◆ **Tasks to carry out**:
A: Check each statement against the patch and answer yes or no, quoting the words of the patch that settle it: (i) The new httpd_enable_ftp_server tunable is off by default. (ii) The patch's "From:" line gives Chris PeBenito as the sender. (iii) The comment for the new tunable says it lets httpd act as a mail server.
B: Copy the patch word for word from "diff --git a/refpolicy/policy/global_tunables" up to and including "the ftp port.".

◆ **Page excerpt**:
####
From bea7b4548e53cda3e0d8ec3fb021f7418f49f05a Mon Sep 17 00:00:00 2001
From: Chris PeBenito <cpebenito@tresys.com>
Date: Oct 31 2005 19:58:51 +0000
Subject: add missing tunable



---

diff --git a/refpolicy/policy/global_tunables b/refpolicy/policy/global_tunables
index ccf9704..d63d86a 100644
--- a/refpolicy/policy/global_tunables
+++ b/refpolicy/policy/global_tunables
@@ -71,6 +71,10 @@ gen_tunable(httpd_can_network_connect,false)
 ## Allow httpd cgi support
 gen_tunable(httpd_enable_cgi,false)
 
+## Allow httpd to act as a FTP server by
+## listening on the ftp port.
+gen_tunable(httpd_enable_ftp_server,false)
+
 ## Allow httpd to read home directories
 gen_tunable(httpd_enable_homedirs,false)
 
diff --git a/refpolicy/policy/modules/services/apache.te b/refpolicy/policy/modules/services/apache.te
index ba0b385..03f5f29 100644
--- a/refpolicy/policy/modules/services/apache.te
+++ b/refpolicy/policy/modules/services/apache.te
@@ -344,6 +344,10 @@ tunable_policy(`httpd_enable_cgi && httpd_unified && httpd_builtin_scripting',`
 	allow httpd_sys_script_t httpdcontent:file { rx_file_perms entrypoint };
 ')
 
+tunable_policy(`httpd_enable_ftp_server',`
+	corenet_tcp_bind_ftp_port(httpd_t)
+')
+
 tunable_policy(`httpd_enable_homedirs && use_nfs_home_dirs',`
 	fs_read_nfs_files(httpd_t)
 	fs_read_nfs_symlinks(httpd_t)
####
◆ **Extracted records**:
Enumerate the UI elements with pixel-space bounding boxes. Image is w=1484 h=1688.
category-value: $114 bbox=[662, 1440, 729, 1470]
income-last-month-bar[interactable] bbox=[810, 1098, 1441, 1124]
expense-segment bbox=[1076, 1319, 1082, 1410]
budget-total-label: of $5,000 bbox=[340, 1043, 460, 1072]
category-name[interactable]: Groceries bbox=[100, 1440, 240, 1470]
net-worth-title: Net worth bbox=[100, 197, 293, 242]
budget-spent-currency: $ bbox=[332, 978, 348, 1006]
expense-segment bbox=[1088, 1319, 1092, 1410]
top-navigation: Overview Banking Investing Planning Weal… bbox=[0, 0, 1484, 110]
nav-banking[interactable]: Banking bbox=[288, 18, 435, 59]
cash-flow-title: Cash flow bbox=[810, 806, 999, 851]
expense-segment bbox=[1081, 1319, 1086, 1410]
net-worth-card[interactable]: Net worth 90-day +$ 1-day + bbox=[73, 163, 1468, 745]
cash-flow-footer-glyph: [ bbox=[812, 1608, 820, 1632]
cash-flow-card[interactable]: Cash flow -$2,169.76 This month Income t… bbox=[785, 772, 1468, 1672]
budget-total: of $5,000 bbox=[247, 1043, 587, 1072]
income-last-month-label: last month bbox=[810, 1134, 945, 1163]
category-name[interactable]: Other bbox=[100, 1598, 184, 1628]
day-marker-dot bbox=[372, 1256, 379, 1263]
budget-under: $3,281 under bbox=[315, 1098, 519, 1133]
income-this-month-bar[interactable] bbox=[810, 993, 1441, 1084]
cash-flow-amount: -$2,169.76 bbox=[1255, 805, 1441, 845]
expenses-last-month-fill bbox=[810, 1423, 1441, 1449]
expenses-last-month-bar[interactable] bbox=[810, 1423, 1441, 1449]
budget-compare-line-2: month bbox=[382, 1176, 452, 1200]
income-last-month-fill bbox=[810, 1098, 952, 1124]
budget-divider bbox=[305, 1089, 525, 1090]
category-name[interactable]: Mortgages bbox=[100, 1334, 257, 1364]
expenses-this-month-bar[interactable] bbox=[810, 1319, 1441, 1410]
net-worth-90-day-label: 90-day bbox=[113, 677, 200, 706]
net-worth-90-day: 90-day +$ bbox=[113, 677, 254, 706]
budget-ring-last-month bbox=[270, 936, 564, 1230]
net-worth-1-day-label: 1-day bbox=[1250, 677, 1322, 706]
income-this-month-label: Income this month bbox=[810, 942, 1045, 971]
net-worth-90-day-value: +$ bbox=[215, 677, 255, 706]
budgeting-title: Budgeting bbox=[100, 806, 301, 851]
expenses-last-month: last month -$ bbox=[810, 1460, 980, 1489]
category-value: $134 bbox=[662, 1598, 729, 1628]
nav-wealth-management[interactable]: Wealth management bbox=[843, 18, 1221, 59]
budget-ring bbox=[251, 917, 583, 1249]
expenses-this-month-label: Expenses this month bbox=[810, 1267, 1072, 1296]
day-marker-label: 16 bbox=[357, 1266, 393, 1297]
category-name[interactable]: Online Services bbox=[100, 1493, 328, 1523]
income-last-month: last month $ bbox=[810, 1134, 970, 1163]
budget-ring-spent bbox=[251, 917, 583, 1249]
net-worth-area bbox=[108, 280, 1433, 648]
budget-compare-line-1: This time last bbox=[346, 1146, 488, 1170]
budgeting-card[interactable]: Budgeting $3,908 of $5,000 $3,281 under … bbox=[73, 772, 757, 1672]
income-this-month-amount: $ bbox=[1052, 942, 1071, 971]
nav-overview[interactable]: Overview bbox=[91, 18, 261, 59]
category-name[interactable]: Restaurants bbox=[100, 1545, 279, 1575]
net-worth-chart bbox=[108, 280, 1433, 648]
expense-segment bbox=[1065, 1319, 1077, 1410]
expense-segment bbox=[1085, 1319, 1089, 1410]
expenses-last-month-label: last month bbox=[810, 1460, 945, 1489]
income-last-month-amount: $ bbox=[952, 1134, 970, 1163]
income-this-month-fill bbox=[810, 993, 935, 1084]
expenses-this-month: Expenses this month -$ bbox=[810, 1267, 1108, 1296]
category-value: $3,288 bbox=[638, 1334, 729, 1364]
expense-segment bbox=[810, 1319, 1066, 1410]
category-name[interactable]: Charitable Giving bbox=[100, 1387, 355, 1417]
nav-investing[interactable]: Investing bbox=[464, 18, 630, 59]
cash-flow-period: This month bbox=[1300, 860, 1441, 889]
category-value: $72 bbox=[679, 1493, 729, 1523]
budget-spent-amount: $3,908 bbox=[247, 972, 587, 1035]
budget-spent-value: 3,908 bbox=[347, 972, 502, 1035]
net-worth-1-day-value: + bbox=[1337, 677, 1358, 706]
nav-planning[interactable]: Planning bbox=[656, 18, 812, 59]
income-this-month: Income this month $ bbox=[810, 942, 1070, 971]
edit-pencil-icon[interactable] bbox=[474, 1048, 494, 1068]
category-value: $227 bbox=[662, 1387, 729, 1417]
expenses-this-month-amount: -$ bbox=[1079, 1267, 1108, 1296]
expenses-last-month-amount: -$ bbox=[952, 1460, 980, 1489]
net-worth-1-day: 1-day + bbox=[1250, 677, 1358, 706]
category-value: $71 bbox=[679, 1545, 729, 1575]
####
◆ **Answers provided**:
A:
(i) Yes: "gen_tunable(httpd_enable_ftp_server,false)"
(ii) Yes: "From: Chris PeBenito <cpebenito@tresys.com>"
(iii) No: "Allow httpd to act as a FTP server by"

B:
diff --git a/refpolicy/policy/global_tunables b/refpolicy/policy/global_tunables
index ccf9704..d63d86a 100644
--- a/refpolicy/policy/global_tunables
+++ b/refpolicy/policy/global_tunables
@@ -71,6 +71,10 @@ gen_tunable(httpd_can_network_connect,false)
 ## Allow httpd cgi support
 gen_tunable(httpd_enable_cgi,false)
 
+## Allow httpd to act as a FTP server by
+## listening on the ftp port.